Aim of the exercise: Say how many lines include "ylabel", with no words around the number.

═══

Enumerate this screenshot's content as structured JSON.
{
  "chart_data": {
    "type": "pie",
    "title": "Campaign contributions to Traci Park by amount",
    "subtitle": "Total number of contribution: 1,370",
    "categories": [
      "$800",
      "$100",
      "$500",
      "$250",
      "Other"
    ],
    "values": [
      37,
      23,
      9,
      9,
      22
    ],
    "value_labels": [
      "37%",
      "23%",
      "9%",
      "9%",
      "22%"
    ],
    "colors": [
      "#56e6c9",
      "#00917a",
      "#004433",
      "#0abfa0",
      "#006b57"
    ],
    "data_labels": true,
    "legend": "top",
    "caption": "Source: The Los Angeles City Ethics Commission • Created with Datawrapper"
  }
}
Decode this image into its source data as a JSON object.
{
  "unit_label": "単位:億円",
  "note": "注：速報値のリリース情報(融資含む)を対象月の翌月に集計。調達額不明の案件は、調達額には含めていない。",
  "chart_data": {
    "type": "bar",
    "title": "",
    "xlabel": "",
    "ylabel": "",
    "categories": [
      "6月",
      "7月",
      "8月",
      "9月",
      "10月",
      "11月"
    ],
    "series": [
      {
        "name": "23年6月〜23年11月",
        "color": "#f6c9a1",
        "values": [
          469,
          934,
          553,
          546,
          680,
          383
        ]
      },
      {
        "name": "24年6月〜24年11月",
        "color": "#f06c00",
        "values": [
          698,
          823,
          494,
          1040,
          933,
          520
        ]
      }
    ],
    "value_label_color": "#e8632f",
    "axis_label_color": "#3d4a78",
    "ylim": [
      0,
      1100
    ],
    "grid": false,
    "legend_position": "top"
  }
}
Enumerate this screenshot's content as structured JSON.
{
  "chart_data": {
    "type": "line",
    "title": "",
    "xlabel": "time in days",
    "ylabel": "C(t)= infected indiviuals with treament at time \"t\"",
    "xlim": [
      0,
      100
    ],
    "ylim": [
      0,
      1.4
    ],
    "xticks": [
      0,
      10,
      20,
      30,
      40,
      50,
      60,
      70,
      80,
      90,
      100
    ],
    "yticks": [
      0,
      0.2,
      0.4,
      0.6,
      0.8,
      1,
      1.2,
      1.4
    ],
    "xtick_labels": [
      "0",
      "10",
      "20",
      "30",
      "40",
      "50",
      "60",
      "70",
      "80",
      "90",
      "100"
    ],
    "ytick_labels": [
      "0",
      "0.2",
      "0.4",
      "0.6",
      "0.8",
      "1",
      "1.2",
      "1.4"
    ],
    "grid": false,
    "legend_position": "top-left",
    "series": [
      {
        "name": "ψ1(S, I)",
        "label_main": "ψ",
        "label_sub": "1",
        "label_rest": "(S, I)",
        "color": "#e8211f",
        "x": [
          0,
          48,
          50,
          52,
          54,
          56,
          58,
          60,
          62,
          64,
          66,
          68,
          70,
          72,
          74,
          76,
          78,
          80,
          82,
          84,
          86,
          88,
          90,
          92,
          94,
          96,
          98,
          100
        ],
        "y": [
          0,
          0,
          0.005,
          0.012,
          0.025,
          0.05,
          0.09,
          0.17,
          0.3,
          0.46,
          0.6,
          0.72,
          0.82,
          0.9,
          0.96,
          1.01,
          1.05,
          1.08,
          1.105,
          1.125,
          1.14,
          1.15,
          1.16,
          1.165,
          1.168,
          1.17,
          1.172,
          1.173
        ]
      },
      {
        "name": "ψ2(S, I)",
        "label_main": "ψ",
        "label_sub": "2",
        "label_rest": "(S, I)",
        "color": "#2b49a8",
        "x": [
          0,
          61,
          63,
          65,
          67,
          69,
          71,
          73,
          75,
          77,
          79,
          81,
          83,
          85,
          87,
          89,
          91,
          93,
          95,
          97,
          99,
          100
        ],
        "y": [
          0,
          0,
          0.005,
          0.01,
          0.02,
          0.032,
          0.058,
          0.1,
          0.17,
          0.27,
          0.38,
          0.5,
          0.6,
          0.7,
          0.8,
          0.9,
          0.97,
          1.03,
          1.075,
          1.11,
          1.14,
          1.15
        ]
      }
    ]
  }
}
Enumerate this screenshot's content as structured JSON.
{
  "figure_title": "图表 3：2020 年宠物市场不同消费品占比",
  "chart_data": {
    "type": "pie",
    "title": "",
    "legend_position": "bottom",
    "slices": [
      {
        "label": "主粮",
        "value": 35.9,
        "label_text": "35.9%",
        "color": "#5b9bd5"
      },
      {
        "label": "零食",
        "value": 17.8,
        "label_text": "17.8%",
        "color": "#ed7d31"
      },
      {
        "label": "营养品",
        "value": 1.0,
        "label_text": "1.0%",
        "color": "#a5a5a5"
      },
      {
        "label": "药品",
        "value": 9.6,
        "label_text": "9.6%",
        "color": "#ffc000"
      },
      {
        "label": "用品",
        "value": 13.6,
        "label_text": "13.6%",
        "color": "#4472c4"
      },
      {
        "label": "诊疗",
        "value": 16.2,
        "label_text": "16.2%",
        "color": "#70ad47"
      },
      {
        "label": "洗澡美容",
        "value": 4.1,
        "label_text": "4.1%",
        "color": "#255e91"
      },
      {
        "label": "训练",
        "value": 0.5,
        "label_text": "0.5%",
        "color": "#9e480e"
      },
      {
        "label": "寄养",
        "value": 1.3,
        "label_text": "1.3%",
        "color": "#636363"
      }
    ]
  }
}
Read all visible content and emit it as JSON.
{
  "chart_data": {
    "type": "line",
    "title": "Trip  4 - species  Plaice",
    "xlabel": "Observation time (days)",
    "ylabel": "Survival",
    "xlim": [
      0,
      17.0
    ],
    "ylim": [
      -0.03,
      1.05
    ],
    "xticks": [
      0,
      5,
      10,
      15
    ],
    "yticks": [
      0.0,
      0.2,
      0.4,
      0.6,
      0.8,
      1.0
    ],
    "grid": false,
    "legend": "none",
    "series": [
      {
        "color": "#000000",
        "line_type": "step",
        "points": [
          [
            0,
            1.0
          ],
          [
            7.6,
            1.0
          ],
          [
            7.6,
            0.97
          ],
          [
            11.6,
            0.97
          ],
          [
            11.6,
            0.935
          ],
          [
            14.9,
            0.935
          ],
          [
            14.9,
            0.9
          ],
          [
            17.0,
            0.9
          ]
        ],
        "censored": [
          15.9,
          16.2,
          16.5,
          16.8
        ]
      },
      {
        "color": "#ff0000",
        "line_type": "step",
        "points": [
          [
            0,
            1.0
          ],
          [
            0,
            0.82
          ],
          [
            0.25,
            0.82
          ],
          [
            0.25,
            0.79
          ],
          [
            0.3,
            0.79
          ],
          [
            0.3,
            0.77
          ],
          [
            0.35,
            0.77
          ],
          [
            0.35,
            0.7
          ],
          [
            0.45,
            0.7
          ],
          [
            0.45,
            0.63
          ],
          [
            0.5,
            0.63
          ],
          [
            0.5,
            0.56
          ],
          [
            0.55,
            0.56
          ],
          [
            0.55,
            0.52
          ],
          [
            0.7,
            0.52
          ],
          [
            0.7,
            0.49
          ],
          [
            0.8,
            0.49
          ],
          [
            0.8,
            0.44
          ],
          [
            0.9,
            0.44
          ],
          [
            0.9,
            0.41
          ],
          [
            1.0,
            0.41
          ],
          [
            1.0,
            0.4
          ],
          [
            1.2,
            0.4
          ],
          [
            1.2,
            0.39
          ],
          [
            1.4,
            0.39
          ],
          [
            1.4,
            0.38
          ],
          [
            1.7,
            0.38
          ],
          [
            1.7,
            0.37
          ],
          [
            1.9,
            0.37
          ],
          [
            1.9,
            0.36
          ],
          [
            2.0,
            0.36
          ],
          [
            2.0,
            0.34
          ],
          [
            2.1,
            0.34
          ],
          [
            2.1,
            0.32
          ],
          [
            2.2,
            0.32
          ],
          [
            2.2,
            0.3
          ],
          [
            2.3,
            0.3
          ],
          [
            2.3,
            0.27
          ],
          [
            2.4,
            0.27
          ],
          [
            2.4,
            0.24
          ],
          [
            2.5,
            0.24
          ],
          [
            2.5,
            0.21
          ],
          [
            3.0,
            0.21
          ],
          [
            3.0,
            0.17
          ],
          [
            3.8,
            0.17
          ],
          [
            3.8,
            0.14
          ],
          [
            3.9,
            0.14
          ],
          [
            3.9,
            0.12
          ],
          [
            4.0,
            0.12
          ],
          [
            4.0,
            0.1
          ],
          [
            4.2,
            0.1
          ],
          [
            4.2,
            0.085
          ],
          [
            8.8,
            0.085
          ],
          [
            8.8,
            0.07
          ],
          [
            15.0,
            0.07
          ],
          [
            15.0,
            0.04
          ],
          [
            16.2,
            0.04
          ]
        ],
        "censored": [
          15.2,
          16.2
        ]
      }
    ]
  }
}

═══

Exercise result: 3